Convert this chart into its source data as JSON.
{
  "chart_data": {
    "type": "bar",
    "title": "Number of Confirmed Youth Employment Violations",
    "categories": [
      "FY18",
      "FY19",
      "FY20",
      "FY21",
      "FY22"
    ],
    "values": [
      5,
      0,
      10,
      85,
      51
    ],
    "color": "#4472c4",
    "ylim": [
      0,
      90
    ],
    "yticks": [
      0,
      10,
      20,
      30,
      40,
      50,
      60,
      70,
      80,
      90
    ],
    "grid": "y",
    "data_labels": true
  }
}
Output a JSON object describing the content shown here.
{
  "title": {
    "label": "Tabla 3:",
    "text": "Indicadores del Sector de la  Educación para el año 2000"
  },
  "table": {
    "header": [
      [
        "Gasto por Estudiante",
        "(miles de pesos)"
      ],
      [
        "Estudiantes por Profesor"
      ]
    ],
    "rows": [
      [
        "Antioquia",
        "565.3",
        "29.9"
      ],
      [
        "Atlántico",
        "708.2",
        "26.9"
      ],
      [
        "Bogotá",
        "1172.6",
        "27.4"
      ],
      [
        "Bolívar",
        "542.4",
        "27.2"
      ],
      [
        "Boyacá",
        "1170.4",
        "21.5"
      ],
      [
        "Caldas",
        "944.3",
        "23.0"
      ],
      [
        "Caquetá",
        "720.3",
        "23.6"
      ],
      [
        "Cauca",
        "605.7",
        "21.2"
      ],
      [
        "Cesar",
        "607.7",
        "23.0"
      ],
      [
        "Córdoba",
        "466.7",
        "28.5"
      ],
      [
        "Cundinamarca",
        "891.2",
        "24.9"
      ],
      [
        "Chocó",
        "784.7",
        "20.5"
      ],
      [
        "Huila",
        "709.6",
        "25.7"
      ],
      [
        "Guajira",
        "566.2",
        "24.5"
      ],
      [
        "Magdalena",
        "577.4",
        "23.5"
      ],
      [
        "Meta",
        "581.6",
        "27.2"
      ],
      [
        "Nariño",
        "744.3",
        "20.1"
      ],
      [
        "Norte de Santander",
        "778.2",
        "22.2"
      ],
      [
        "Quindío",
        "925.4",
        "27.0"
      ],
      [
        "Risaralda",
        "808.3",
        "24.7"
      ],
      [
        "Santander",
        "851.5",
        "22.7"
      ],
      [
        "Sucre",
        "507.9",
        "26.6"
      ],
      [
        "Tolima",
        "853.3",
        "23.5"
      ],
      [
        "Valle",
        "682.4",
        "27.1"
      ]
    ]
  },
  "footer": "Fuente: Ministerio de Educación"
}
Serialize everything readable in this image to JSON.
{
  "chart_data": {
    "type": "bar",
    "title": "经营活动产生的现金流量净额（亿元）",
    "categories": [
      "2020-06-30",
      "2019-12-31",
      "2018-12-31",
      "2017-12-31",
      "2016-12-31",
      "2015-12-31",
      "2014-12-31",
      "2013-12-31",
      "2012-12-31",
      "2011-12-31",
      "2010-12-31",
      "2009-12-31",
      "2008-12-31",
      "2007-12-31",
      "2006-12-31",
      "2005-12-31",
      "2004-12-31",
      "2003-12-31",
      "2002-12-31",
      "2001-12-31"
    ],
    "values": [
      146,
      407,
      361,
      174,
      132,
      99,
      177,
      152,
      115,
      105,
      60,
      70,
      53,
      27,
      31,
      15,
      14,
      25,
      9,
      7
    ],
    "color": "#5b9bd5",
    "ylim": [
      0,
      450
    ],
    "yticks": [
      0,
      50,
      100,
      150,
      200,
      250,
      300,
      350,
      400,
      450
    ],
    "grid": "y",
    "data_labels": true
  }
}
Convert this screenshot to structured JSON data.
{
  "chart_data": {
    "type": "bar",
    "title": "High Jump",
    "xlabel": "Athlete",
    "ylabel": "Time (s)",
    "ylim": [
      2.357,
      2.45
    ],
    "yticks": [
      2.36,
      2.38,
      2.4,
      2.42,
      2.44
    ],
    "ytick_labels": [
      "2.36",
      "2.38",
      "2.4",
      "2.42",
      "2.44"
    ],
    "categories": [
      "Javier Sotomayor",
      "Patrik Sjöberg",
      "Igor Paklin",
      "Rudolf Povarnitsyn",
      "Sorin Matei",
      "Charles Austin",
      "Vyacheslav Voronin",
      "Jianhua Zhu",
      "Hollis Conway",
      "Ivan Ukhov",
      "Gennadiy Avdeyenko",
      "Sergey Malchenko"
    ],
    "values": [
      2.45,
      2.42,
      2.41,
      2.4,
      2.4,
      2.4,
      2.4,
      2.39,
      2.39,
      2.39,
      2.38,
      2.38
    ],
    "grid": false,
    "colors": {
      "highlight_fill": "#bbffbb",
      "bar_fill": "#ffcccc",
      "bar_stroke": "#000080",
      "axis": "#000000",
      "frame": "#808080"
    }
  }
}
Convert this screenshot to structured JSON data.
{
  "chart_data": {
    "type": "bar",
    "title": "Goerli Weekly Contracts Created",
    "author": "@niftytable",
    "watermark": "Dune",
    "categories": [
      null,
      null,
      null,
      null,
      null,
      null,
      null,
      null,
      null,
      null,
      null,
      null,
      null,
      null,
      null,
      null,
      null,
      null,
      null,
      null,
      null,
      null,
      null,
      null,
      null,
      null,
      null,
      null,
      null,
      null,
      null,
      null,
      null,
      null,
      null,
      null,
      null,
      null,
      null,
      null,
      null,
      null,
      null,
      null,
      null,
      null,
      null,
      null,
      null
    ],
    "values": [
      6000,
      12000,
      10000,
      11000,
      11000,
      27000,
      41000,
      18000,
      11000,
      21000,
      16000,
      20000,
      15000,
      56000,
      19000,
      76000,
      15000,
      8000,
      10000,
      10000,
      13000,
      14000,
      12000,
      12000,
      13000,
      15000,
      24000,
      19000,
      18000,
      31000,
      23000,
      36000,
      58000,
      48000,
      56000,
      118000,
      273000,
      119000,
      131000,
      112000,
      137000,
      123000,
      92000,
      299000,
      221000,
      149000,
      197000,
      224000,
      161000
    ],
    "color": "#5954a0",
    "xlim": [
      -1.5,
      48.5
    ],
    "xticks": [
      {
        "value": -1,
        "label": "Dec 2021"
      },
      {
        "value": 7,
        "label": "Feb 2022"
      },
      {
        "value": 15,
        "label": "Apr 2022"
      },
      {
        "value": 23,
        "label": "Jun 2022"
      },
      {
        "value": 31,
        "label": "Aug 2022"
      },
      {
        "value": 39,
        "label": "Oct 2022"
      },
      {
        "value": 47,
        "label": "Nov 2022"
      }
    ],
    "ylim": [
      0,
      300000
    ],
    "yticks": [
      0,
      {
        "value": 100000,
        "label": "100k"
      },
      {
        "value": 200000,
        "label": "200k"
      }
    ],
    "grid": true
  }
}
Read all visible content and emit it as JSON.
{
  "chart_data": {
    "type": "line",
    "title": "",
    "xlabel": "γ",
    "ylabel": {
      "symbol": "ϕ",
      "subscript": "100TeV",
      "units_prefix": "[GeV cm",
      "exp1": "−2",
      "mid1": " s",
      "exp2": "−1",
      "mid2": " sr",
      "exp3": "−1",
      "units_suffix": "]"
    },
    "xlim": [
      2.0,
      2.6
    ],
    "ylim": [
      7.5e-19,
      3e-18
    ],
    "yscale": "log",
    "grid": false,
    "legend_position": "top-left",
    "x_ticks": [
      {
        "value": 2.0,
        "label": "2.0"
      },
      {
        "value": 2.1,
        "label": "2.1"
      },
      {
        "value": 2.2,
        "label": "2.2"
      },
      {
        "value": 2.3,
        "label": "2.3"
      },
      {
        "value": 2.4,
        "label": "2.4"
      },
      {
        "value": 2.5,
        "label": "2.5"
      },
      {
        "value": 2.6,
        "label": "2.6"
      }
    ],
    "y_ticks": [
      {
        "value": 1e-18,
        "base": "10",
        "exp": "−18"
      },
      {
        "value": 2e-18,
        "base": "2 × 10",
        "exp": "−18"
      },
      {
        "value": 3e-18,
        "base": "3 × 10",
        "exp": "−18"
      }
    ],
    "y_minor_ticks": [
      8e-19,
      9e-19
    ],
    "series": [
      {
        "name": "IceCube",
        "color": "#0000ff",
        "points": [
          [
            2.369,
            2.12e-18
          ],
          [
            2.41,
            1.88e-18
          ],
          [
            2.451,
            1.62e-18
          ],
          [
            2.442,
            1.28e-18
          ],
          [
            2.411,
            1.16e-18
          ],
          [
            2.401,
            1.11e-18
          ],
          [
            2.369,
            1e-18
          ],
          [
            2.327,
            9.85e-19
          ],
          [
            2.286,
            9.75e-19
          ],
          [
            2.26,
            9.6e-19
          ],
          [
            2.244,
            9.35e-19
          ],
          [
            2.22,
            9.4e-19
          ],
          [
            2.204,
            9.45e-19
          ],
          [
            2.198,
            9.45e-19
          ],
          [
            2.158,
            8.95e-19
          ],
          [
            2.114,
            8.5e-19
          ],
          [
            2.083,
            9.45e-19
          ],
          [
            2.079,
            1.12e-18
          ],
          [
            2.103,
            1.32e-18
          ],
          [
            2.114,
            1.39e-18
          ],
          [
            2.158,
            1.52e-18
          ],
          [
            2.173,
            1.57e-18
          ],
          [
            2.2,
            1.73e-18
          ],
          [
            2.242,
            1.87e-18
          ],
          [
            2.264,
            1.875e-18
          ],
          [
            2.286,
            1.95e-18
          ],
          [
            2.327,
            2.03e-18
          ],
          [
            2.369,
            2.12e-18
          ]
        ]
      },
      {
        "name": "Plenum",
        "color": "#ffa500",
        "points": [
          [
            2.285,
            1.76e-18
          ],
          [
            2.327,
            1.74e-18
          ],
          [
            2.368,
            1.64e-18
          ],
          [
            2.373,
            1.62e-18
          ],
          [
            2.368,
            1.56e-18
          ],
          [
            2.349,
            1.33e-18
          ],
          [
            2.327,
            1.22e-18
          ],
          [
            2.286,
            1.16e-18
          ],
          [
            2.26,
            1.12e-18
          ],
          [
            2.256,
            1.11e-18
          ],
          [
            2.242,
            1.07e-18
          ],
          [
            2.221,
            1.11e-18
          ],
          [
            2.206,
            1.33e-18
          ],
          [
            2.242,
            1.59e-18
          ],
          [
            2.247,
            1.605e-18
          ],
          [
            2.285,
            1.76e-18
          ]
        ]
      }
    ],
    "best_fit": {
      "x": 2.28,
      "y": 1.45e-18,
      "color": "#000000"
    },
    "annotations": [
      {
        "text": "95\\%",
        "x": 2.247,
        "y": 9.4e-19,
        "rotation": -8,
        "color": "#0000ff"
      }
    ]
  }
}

========

→ **Your task**
Every line in the data that holds "JSON" should be copied out.

→ **Output for this exercise**
Convert this chart into its source data as JSON.
Output a JSON object describing the content shown here.
Serialize everything readable in this image to JSON.
Convert this screenshot to structured JSON data.
Convert this screenshot to structured JSON data.
Read all visible content and emit it as JSON.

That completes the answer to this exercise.